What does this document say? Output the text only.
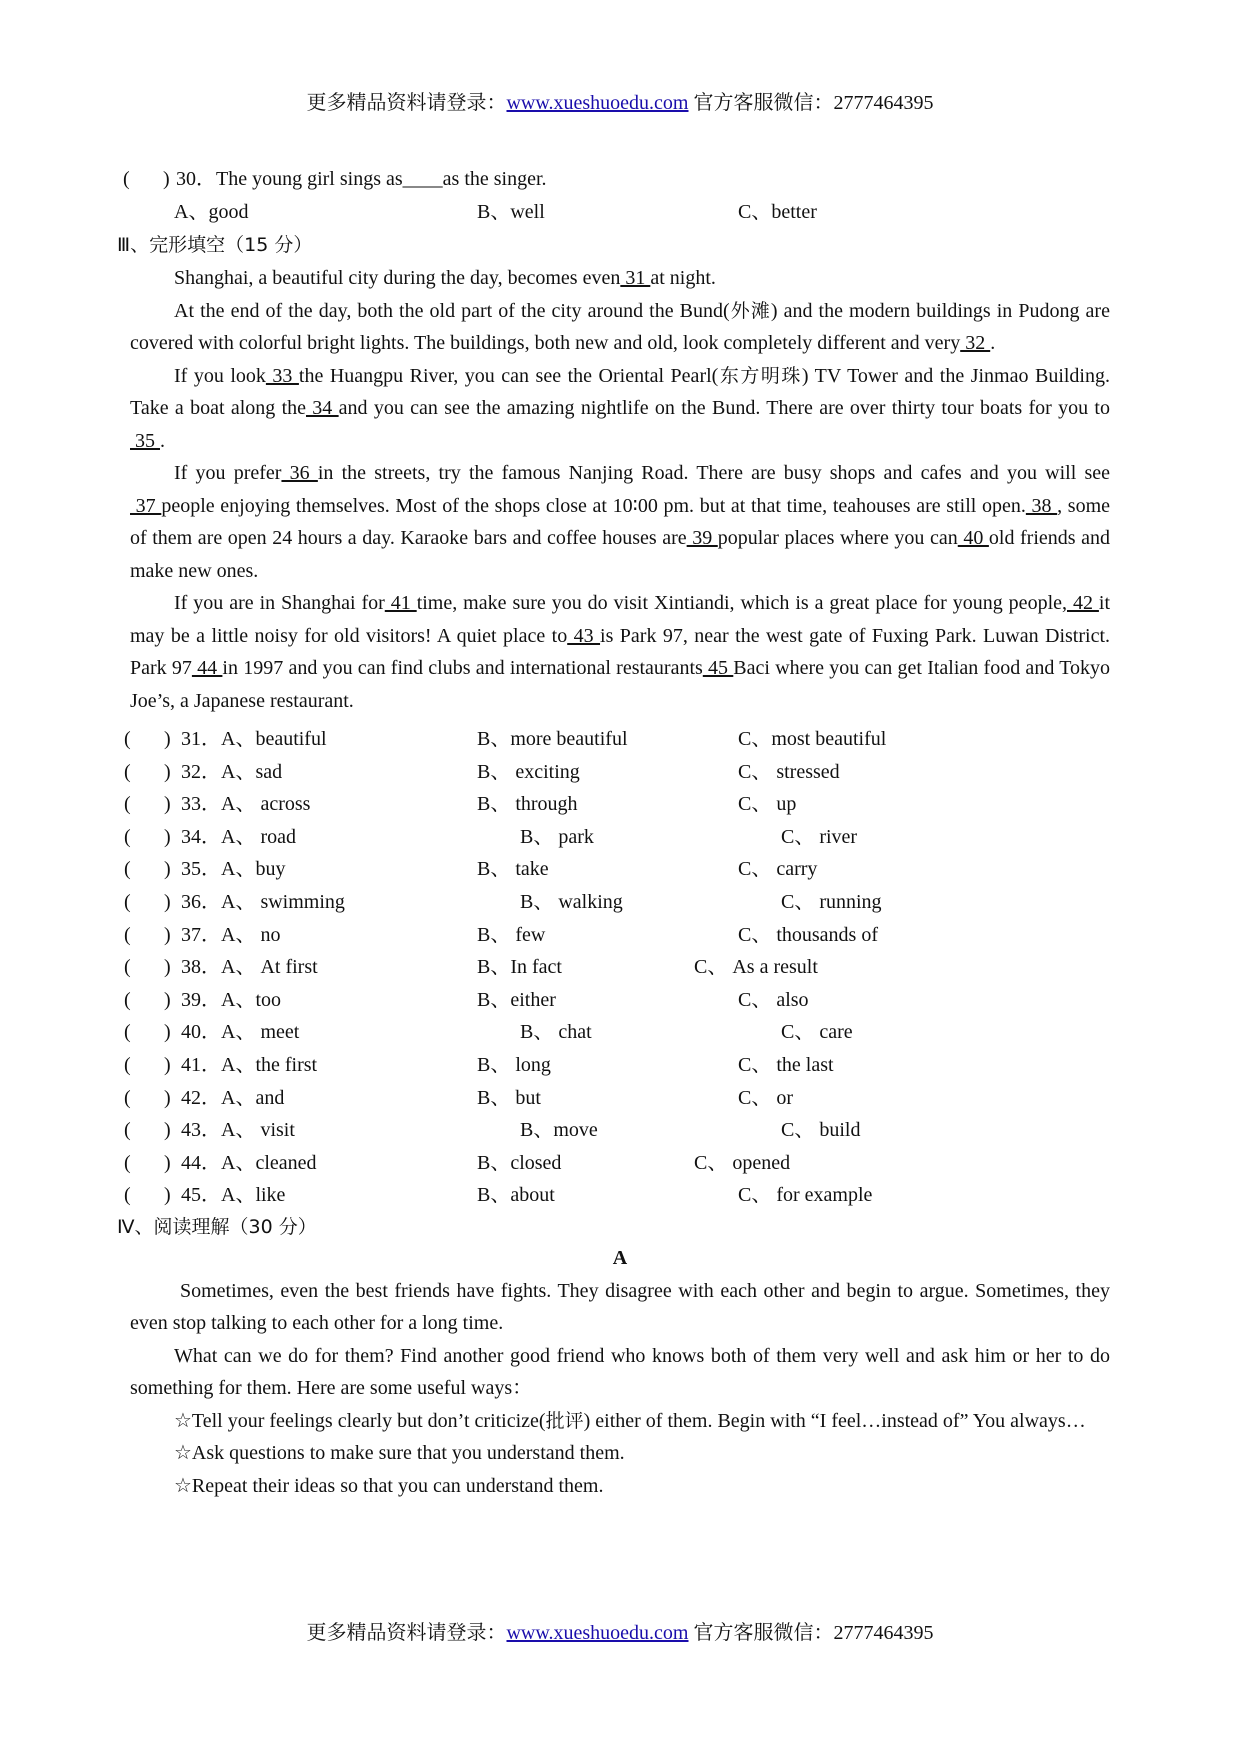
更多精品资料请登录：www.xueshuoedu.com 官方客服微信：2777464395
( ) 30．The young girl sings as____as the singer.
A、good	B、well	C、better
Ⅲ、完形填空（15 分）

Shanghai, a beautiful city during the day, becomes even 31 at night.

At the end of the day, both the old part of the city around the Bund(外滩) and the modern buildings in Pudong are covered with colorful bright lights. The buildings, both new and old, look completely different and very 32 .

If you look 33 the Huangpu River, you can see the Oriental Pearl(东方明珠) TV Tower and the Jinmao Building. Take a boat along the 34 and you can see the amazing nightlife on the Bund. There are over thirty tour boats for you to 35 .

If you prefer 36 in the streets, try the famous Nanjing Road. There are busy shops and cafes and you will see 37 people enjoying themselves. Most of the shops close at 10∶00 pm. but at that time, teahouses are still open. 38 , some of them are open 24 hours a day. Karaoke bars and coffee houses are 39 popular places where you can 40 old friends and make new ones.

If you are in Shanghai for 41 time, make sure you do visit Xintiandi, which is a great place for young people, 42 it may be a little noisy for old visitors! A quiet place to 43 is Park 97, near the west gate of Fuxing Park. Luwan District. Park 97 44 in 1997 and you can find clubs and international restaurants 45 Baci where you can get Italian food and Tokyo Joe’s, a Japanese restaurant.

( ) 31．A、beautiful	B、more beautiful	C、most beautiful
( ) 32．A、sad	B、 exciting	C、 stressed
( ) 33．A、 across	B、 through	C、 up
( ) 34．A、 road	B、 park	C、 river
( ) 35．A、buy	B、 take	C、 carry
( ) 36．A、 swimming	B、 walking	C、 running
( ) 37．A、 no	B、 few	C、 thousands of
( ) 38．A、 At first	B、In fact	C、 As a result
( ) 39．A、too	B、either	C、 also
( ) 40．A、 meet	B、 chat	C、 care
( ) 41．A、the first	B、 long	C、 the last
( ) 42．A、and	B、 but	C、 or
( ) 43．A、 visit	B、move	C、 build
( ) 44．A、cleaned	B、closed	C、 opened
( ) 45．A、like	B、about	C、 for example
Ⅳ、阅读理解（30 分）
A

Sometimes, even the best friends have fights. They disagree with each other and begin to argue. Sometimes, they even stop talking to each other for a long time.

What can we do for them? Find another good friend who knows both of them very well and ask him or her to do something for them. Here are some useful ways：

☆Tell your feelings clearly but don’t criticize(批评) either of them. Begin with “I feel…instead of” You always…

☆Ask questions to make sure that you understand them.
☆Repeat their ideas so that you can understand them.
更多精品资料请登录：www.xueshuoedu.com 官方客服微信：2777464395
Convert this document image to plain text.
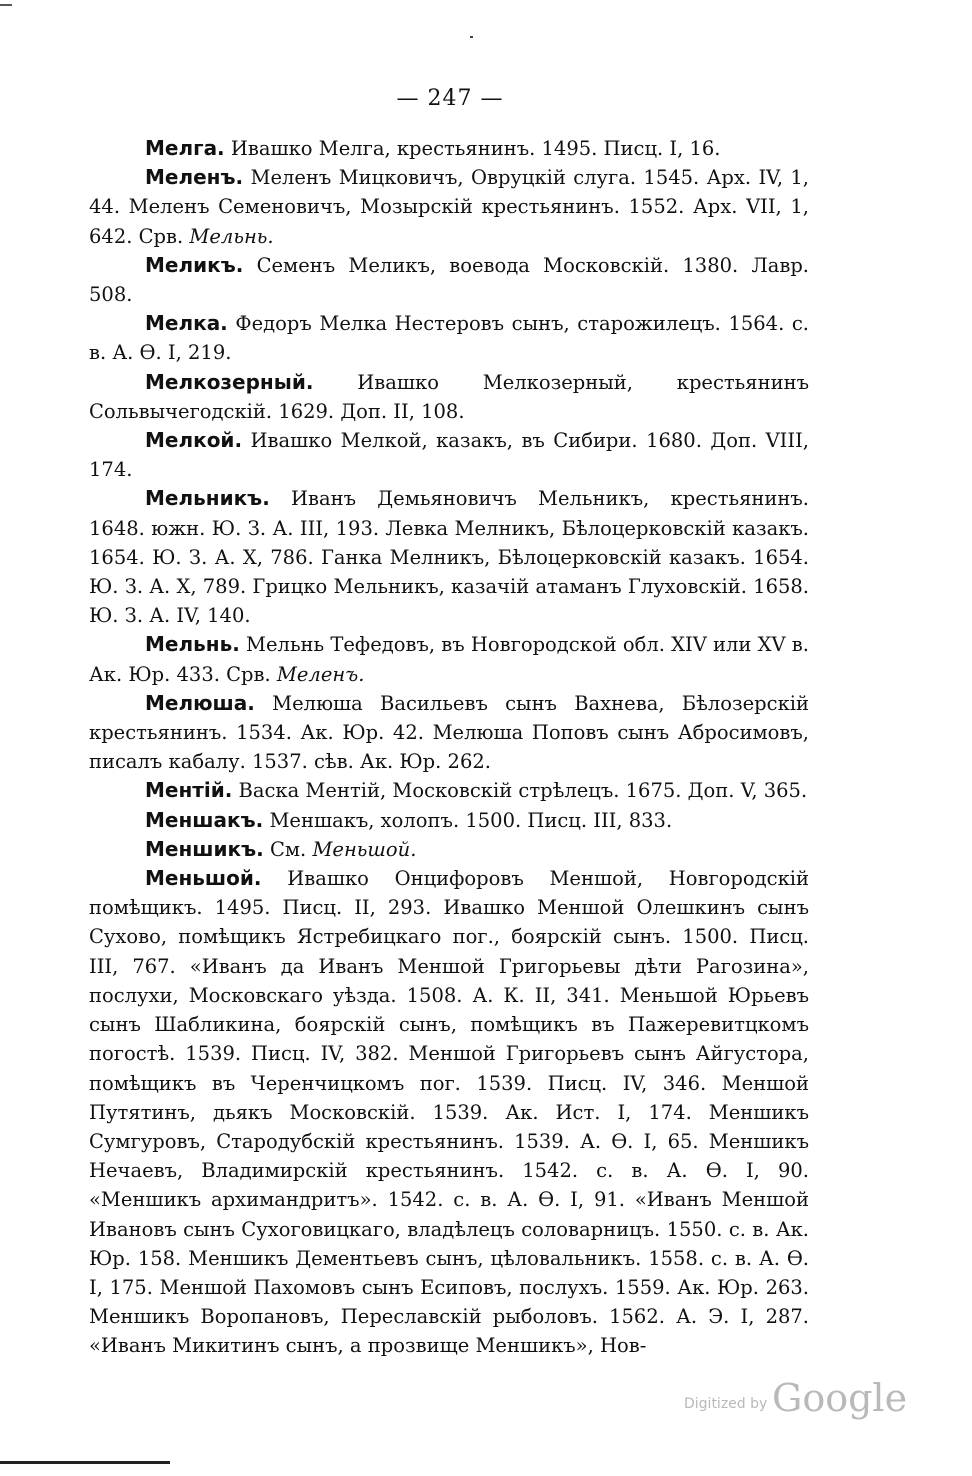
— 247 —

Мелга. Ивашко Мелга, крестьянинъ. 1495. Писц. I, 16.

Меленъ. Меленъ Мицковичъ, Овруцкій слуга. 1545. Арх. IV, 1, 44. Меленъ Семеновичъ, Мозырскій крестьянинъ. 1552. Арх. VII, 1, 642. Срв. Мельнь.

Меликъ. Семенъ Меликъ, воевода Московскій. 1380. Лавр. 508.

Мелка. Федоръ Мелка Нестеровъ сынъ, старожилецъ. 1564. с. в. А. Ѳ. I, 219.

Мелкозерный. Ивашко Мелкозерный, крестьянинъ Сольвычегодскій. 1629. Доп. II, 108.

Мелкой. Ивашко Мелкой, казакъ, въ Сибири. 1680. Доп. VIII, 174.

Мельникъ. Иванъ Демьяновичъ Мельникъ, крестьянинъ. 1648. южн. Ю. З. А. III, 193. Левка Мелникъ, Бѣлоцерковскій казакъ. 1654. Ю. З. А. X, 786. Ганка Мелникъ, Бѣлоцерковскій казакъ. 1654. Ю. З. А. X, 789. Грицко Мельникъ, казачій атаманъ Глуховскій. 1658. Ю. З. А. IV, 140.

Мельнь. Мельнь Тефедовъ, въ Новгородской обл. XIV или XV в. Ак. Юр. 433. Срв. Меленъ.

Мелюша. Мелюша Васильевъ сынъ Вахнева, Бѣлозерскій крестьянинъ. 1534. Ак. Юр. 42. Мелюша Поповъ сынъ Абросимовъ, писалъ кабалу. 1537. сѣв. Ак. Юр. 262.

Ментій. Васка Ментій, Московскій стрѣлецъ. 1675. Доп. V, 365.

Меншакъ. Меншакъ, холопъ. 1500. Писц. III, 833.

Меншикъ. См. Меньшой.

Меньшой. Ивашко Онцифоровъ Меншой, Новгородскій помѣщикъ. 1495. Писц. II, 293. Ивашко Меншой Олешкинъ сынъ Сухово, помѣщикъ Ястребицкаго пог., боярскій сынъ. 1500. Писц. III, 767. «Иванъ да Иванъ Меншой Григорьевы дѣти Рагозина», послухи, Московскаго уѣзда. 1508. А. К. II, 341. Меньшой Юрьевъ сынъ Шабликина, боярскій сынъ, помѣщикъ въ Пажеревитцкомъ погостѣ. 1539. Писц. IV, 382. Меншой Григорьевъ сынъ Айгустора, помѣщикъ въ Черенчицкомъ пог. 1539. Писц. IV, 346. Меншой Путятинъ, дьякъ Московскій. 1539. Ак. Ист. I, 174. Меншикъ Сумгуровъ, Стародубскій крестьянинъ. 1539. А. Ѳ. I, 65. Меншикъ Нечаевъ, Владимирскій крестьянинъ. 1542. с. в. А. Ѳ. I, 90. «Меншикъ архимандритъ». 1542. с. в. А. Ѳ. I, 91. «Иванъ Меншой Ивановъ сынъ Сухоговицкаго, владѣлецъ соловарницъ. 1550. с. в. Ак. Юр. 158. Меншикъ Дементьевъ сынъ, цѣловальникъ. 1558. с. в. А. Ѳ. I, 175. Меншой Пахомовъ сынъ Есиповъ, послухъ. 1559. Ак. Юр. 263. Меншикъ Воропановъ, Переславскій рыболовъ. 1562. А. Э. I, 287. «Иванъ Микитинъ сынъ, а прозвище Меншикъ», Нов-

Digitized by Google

■ ■ ■ ■ ■

◆ **AIM**:
Where a line above holds the string "understand", show that line.

◆ **COMPLETED EXERCISE**:
☆Ask questions to make sure that you understand them.
☆Repeat their ideas so that you can understand them.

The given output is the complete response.